**Exercise brief:** Answer with one number: how many lines hold "refrigerator".

**Task input:**
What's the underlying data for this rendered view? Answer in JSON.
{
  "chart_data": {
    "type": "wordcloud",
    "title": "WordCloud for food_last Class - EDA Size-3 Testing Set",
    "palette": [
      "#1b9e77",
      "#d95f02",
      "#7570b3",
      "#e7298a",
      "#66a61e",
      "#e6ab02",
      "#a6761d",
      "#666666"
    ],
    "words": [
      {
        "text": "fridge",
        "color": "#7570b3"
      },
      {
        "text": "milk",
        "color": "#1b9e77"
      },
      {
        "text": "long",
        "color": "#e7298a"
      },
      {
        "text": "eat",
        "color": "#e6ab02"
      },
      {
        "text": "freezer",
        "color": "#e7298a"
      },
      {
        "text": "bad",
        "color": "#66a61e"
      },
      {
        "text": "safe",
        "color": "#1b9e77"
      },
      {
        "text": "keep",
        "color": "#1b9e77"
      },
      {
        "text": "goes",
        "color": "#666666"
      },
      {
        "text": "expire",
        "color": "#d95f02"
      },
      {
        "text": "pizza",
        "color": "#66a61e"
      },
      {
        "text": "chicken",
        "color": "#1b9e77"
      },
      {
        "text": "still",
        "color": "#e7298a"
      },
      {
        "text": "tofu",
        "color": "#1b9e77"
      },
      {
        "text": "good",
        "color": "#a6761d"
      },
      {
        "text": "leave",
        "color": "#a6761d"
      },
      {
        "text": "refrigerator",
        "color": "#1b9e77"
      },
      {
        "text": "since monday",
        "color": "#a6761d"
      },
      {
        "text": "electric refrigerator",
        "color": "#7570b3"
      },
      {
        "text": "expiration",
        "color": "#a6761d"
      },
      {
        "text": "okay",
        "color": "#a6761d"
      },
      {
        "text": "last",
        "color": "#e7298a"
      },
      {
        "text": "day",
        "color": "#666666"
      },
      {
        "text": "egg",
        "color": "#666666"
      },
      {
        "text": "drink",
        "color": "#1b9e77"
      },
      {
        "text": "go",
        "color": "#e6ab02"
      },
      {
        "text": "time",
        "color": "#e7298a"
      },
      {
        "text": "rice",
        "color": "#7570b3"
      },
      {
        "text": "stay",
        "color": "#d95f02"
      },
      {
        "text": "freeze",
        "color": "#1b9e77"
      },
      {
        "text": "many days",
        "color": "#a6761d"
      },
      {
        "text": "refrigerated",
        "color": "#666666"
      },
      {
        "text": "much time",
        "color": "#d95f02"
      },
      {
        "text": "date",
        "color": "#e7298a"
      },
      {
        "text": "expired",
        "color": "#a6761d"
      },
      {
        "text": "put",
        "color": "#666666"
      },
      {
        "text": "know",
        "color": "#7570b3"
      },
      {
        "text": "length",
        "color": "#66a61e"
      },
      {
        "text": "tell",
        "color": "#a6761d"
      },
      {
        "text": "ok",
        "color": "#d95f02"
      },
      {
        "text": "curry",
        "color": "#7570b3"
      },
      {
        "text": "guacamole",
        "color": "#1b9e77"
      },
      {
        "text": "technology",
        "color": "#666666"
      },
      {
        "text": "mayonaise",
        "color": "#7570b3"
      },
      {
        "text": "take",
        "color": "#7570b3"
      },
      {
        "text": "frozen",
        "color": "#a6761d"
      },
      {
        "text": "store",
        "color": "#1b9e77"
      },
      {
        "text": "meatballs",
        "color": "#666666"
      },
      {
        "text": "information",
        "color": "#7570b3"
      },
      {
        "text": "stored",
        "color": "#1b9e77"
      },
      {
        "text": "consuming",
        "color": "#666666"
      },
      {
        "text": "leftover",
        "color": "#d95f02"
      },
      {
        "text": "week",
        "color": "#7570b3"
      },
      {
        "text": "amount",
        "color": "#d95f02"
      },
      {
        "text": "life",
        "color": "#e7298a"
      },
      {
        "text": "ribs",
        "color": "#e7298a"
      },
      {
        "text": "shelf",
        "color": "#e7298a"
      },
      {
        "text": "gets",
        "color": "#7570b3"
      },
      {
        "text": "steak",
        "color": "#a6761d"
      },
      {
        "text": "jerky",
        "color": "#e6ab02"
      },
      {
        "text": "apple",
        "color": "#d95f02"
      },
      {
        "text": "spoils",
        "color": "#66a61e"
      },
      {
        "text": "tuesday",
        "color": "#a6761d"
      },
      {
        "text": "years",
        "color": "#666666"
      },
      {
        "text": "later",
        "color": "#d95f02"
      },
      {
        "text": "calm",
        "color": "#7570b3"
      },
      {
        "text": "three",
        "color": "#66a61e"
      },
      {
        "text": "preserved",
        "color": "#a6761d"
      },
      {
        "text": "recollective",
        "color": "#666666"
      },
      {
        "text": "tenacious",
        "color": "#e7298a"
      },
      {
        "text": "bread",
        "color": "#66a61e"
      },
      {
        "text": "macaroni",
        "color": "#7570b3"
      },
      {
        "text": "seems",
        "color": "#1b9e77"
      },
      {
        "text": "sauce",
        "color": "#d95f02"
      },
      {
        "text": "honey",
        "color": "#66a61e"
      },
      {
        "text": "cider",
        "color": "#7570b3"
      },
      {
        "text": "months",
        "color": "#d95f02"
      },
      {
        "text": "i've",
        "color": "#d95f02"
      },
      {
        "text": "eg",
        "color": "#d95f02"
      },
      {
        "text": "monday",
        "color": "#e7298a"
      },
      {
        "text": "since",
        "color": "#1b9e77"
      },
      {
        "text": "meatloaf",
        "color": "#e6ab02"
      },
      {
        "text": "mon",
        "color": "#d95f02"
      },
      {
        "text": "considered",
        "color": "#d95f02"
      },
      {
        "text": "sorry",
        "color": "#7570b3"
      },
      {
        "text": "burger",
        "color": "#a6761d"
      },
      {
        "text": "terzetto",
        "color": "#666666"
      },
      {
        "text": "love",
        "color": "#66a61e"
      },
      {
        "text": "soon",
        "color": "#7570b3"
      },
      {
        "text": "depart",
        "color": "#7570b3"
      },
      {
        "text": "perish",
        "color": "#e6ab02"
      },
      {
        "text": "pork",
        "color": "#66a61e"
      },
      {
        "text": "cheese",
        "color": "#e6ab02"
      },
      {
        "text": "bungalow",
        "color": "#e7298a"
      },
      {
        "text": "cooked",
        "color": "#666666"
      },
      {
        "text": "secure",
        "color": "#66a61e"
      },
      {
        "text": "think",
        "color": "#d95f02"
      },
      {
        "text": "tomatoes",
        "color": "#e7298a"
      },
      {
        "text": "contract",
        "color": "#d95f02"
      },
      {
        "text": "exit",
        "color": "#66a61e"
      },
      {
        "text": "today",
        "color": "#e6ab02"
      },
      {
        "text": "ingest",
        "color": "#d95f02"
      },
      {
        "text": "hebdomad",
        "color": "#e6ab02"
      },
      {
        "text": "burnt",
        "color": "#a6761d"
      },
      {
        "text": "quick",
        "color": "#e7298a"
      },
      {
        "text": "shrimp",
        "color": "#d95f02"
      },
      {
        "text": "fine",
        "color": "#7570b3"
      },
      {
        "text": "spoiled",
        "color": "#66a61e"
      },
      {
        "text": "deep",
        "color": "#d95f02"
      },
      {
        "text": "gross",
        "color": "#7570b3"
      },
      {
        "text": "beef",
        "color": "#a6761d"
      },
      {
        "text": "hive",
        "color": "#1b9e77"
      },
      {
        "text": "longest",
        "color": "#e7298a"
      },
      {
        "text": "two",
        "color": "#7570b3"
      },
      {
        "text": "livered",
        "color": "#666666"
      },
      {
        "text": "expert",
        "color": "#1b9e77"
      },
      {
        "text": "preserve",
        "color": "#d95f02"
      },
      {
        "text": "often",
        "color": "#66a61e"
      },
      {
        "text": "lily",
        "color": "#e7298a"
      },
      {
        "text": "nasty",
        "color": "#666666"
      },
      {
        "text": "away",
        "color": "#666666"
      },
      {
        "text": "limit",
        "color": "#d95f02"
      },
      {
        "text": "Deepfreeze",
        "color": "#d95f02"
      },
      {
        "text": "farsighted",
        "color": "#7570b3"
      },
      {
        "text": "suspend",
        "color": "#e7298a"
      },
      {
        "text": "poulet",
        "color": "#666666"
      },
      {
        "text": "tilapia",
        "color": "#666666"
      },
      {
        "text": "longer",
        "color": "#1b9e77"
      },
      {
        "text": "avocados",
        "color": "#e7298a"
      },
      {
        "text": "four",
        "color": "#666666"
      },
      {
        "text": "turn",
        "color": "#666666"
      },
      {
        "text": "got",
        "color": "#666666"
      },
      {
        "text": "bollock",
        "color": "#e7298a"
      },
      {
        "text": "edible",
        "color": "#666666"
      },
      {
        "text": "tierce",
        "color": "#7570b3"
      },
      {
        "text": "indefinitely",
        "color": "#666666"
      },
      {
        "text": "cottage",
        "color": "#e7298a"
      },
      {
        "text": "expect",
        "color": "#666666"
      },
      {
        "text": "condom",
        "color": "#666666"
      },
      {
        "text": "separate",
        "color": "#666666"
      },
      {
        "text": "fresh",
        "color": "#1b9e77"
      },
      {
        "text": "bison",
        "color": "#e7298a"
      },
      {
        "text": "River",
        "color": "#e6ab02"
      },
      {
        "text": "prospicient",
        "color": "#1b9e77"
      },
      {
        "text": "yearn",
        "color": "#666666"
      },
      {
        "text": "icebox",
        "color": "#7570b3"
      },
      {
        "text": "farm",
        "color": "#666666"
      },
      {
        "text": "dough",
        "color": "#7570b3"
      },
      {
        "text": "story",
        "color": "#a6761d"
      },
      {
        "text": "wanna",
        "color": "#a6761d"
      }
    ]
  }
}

**Response:** 2